» **Stored items from a collection**:

-- Start --

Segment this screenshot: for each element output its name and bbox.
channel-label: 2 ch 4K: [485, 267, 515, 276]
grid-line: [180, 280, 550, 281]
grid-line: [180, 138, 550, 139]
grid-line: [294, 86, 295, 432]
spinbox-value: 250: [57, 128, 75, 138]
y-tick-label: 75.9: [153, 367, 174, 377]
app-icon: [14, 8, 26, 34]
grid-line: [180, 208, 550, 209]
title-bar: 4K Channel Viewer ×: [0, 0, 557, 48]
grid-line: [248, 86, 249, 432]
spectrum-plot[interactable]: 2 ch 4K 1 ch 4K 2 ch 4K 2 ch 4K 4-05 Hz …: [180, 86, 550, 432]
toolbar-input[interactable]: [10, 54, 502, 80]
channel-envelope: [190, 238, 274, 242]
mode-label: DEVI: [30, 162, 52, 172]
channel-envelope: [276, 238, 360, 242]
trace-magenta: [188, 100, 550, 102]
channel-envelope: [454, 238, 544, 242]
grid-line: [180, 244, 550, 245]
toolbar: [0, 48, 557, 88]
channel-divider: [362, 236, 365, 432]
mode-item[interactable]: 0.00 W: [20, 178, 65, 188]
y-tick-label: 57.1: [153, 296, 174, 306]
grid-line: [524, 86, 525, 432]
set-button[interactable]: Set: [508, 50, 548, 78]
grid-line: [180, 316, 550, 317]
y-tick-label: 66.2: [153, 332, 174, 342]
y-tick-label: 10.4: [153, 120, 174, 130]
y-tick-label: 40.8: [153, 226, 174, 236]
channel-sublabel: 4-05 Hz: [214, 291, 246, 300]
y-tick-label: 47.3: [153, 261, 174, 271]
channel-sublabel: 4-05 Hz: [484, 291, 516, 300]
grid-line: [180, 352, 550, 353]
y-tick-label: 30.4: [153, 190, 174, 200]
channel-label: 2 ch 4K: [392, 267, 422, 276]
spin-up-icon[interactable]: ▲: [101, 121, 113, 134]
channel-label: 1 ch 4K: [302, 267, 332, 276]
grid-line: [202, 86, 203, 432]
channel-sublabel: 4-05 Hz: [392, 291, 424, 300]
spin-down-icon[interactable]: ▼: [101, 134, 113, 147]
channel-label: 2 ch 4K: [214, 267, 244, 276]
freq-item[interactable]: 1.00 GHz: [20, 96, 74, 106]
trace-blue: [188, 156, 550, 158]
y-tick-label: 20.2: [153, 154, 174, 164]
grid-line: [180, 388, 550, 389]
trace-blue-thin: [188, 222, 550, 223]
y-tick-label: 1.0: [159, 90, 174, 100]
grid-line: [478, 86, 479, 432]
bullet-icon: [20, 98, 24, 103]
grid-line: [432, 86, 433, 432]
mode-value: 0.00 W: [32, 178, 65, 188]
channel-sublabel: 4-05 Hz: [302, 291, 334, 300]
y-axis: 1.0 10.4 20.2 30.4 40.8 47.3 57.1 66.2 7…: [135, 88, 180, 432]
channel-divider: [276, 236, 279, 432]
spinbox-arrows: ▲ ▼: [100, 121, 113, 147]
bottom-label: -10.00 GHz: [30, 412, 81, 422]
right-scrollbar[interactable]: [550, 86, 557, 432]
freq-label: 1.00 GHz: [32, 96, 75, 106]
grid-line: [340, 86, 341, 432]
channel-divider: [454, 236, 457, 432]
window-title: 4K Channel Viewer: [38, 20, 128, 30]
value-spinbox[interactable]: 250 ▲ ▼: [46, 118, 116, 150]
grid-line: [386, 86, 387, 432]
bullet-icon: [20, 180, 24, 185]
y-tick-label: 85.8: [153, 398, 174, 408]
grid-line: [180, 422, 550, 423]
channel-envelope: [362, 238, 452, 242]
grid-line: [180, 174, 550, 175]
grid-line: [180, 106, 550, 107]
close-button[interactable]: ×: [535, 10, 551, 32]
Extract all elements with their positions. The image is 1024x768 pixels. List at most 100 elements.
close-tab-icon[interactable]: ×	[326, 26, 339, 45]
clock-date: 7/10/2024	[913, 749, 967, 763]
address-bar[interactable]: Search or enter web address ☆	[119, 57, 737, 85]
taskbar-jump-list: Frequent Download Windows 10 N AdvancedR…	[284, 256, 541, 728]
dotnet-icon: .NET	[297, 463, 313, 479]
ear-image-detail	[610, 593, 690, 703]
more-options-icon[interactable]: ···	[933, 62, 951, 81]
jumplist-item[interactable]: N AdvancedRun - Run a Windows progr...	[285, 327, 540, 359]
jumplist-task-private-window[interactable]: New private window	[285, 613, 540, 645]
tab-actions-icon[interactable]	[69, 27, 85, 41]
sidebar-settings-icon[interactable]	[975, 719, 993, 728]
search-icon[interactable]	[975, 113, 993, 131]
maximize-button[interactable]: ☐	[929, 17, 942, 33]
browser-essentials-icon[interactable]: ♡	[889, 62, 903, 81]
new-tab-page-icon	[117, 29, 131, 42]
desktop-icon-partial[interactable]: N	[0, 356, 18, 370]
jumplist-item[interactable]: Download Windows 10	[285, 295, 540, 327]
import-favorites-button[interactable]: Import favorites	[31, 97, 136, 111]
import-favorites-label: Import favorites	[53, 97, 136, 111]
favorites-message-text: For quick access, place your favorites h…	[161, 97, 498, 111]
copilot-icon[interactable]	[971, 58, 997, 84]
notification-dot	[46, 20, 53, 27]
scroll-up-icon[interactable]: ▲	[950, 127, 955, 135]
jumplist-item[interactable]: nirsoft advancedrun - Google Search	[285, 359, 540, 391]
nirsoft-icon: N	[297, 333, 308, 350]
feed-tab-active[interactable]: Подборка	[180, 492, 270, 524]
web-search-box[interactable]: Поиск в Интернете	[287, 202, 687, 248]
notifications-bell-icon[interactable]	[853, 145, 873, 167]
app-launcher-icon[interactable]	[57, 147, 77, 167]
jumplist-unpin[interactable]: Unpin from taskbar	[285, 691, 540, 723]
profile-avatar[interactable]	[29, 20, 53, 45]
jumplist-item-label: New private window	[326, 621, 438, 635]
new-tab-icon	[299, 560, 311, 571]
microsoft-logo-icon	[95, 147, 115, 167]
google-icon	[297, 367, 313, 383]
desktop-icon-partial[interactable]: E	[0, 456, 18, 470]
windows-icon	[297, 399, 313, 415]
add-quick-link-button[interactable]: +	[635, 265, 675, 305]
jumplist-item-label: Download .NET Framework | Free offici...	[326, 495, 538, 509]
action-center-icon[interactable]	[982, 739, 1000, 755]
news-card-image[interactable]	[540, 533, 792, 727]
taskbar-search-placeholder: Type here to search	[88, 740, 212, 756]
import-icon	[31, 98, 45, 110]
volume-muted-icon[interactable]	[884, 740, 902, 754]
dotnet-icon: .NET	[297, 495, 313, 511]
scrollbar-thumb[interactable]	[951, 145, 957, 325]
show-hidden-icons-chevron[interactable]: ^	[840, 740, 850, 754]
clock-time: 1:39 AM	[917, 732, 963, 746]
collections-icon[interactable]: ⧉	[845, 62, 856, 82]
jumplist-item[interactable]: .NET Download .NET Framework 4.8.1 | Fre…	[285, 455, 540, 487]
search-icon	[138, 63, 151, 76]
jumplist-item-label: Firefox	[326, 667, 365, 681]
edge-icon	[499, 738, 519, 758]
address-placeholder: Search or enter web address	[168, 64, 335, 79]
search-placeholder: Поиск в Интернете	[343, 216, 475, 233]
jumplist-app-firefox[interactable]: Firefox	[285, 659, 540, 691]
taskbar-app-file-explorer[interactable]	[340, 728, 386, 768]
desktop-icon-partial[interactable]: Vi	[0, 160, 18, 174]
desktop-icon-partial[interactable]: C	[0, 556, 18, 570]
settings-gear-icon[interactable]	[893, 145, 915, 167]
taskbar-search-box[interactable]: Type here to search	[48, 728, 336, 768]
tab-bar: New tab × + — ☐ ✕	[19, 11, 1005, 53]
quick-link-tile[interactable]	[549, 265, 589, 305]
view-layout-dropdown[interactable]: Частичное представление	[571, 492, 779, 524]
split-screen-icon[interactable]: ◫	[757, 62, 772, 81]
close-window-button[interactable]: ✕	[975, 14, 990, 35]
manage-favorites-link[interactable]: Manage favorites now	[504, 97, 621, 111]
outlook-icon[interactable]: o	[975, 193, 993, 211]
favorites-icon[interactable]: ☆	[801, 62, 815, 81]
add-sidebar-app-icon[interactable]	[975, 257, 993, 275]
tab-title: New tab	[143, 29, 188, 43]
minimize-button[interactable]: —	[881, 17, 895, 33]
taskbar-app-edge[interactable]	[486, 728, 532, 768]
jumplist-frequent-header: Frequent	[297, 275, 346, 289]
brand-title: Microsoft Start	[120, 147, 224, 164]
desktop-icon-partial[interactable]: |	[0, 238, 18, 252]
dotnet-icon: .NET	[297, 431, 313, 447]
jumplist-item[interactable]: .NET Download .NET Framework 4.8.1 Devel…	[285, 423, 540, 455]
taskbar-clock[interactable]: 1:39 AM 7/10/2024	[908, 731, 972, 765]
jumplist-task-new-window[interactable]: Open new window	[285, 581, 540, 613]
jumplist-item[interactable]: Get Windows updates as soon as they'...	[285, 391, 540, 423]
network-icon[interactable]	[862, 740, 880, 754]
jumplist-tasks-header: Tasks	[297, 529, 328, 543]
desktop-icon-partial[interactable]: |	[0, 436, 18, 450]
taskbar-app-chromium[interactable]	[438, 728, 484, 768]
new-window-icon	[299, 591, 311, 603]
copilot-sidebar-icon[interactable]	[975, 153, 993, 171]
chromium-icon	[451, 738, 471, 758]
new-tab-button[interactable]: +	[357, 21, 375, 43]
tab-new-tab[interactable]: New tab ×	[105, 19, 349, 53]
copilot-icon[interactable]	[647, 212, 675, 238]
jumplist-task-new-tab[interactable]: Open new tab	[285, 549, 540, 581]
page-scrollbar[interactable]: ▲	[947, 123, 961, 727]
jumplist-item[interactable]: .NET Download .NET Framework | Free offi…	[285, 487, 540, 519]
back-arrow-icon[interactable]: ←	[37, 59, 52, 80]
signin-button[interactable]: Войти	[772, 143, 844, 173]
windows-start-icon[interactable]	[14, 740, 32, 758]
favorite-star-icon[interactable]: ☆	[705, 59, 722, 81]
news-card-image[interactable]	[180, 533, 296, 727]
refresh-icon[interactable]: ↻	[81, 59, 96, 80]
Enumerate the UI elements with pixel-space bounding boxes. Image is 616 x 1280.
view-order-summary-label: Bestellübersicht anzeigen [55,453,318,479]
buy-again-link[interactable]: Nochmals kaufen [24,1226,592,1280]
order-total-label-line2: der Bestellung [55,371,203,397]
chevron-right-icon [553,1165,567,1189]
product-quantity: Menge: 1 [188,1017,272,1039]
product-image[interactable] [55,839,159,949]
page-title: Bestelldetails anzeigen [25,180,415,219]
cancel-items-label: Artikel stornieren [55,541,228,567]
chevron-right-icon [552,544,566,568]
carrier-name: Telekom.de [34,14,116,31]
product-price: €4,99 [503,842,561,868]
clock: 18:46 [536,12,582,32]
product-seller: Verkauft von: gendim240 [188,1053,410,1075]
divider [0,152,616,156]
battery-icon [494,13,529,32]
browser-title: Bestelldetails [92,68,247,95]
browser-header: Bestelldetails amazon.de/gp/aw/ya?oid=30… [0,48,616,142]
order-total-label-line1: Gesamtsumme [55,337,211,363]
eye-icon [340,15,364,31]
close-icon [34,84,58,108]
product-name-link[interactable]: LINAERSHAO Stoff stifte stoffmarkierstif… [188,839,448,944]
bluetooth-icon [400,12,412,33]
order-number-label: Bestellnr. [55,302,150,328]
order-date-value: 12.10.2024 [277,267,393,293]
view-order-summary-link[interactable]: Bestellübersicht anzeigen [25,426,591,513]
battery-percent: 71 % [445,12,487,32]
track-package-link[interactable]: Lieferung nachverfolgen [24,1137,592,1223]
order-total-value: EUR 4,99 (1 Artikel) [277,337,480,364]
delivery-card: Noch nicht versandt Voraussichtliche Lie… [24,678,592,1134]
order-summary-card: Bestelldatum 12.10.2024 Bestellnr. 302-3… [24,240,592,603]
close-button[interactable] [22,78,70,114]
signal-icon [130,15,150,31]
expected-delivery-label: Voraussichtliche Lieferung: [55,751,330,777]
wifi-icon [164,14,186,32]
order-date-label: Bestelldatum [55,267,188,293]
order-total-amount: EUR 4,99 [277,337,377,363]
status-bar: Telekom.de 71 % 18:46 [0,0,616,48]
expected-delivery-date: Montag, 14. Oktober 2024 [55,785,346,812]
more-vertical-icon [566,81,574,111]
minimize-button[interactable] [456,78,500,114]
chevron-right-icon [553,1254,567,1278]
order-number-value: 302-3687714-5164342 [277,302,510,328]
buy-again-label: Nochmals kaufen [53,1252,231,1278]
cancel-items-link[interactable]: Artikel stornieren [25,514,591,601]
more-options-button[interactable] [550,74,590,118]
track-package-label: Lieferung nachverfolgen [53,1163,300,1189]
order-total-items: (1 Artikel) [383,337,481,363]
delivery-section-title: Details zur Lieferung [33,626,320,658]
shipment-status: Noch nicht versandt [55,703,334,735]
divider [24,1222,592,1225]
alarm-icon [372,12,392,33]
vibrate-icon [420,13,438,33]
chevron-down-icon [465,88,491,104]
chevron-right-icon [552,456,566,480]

-- End --

» **WORK TO DO**: Copy out the entries word for word, beginning with the very first line and continuing through the line that contains "grid-line: [248, 86, 249, 432]", with both of those lines included.

» **THE REPLY**:
Segment this screenshot: for each element output its name and bbox.
channel-label: 2 ch 4K: [485, 267, 515, 276]
grid-line: [180, 280, 550, 281]
grid-line: [180, 138, 550, 139]
grid-line: [294, 86, 295, 432]
spinbox-value: 250: [57, 128, 75, 138]
y-tick-label: 75.9: [153, 367, 174, 377]
app-icon: [14, 8, 26, 34]
grid-line: [180, 208, 550, 209]
title-bar: 4K Channel Viewer ×: [0, 0, 557, 48]
grid-line: [248, 86, 249, 432]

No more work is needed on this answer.